■ Description of the task: In the material below, the lines containing the word "name" are required; copy each of them.

***** Dataset *****

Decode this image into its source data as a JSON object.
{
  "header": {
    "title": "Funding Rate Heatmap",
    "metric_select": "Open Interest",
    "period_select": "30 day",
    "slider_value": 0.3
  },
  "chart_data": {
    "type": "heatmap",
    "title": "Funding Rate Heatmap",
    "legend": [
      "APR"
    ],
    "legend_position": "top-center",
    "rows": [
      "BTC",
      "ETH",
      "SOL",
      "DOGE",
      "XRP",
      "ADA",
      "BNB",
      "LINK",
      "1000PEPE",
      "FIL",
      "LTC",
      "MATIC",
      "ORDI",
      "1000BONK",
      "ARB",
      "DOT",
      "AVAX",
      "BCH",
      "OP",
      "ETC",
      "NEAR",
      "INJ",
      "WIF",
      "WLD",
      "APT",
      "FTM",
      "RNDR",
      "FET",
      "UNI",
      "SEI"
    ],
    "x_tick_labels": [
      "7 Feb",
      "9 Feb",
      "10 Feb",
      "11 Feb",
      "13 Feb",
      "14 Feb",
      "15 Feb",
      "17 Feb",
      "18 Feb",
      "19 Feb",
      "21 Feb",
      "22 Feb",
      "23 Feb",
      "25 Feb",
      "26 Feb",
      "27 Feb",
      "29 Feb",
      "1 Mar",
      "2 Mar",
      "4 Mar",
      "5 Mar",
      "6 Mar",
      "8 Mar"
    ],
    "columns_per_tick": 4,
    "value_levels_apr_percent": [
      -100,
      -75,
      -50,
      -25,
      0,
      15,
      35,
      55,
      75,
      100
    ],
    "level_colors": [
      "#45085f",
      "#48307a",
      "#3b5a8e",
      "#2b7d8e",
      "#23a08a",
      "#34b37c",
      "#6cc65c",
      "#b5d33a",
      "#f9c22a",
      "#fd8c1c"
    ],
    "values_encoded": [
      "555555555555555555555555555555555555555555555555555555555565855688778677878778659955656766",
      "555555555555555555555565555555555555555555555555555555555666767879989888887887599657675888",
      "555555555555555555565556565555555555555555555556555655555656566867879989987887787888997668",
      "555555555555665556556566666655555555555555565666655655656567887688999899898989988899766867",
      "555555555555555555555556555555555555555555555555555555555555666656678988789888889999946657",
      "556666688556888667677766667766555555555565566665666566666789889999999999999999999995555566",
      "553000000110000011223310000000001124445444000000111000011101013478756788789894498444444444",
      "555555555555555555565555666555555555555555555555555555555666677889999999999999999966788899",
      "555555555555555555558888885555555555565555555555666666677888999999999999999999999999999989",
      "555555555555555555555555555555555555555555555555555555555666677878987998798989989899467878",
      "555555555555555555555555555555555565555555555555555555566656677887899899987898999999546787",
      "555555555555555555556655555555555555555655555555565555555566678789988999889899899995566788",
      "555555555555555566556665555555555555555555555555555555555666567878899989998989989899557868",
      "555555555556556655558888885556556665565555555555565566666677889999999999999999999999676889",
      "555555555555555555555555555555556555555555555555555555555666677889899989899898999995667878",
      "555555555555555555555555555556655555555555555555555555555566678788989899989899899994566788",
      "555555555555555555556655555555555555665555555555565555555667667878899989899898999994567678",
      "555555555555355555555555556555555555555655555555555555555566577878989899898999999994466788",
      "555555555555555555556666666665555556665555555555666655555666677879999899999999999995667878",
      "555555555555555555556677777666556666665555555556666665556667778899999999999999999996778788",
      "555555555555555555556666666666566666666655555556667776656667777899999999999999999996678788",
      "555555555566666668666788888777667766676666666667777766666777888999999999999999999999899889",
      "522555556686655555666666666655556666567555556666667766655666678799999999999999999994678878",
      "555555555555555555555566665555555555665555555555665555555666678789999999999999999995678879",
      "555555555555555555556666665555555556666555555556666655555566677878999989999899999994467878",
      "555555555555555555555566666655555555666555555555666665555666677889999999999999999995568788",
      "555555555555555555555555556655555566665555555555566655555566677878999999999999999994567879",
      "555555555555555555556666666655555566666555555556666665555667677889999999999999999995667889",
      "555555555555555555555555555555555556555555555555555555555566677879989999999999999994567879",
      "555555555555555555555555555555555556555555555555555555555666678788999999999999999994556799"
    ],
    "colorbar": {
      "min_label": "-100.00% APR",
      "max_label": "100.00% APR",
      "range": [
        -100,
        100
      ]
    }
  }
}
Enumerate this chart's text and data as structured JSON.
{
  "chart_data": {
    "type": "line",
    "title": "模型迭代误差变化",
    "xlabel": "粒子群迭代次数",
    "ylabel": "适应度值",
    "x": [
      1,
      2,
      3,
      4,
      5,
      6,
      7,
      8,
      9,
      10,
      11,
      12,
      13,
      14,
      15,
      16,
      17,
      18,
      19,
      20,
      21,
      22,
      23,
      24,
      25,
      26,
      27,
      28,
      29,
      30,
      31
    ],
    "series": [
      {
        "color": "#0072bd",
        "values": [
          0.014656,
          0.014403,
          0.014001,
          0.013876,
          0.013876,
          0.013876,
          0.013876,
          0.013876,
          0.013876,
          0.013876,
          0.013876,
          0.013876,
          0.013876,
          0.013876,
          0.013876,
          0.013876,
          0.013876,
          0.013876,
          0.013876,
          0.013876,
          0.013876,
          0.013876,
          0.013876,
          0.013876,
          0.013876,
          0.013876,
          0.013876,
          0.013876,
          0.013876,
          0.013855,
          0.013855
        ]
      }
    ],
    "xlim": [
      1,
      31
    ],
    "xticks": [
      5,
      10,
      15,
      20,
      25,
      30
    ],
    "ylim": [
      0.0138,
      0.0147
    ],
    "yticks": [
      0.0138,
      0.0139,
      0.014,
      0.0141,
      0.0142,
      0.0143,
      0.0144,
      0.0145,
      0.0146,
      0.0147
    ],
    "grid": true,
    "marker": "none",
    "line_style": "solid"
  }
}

*****
***** Dataset *****

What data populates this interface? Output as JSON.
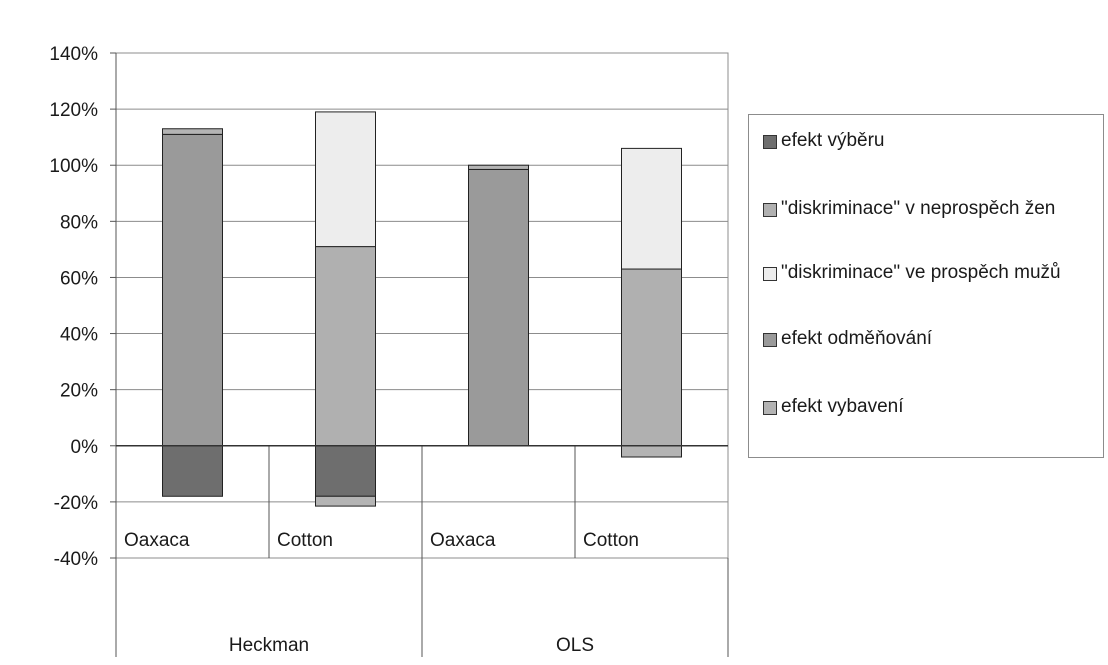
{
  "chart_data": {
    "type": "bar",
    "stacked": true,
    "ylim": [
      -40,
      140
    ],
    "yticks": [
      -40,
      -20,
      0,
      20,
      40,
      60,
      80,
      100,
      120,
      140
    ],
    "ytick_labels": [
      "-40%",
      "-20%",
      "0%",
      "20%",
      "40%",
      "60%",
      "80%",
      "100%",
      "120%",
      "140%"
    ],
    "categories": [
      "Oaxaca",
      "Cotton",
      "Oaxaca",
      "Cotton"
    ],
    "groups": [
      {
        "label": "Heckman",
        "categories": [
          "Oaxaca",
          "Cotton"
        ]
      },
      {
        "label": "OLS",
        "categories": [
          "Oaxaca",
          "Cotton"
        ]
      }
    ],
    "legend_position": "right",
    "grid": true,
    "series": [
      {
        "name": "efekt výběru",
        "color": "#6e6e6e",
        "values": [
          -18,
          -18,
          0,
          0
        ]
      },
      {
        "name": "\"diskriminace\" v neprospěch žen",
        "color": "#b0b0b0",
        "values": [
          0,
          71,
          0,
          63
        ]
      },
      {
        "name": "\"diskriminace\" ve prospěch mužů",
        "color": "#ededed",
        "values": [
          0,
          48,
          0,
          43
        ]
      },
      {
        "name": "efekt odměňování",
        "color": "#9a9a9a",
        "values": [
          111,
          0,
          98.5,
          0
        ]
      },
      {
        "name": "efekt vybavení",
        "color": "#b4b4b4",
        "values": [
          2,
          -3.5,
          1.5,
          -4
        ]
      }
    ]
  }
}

*****

■ Written answer:
        "name": "efekt výběru",
        "name": "\"diskriminace\" v neprospěch žen",
        "name": "\"diskriminace\" ve prospěch mužů",
        "name": "efekt odměňování",
        "name": "efekt vybavení",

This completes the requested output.